Task to carry out
Pick out all lines in the listing holding the string "变异和进化" and copy them.
**** Supplied data ****
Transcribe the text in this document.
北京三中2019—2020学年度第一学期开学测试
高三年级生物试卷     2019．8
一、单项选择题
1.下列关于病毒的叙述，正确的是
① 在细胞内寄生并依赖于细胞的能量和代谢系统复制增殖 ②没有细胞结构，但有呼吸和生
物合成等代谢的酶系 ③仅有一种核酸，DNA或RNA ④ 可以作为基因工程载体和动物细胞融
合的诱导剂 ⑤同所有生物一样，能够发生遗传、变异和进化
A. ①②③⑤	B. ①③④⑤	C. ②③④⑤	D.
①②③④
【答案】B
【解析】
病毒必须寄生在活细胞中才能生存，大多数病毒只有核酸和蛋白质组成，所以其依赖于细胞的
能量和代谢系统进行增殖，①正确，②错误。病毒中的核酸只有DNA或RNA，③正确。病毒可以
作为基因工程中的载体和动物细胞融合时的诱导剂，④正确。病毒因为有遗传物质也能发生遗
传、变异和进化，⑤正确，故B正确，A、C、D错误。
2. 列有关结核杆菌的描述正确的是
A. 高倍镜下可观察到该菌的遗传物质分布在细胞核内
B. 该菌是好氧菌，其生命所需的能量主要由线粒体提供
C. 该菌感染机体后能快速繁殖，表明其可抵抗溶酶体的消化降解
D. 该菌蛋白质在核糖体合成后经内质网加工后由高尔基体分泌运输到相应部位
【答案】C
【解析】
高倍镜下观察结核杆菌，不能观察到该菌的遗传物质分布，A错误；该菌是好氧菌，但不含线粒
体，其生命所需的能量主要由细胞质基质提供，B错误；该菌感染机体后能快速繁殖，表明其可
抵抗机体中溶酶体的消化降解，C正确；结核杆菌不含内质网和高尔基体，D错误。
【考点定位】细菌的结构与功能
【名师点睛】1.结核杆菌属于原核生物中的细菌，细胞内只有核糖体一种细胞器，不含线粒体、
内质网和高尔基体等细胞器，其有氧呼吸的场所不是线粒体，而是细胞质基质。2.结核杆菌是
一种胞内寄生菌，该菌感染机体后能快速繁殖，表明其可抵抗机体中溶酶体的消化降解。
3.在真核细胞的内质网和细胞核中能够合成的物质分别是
****
Written response
合的诱导剂 ⑤同所有生物一样，能够发生遗传、变异和进化
传、变异和进化，⑤正确，故B正确，A、C、D错误。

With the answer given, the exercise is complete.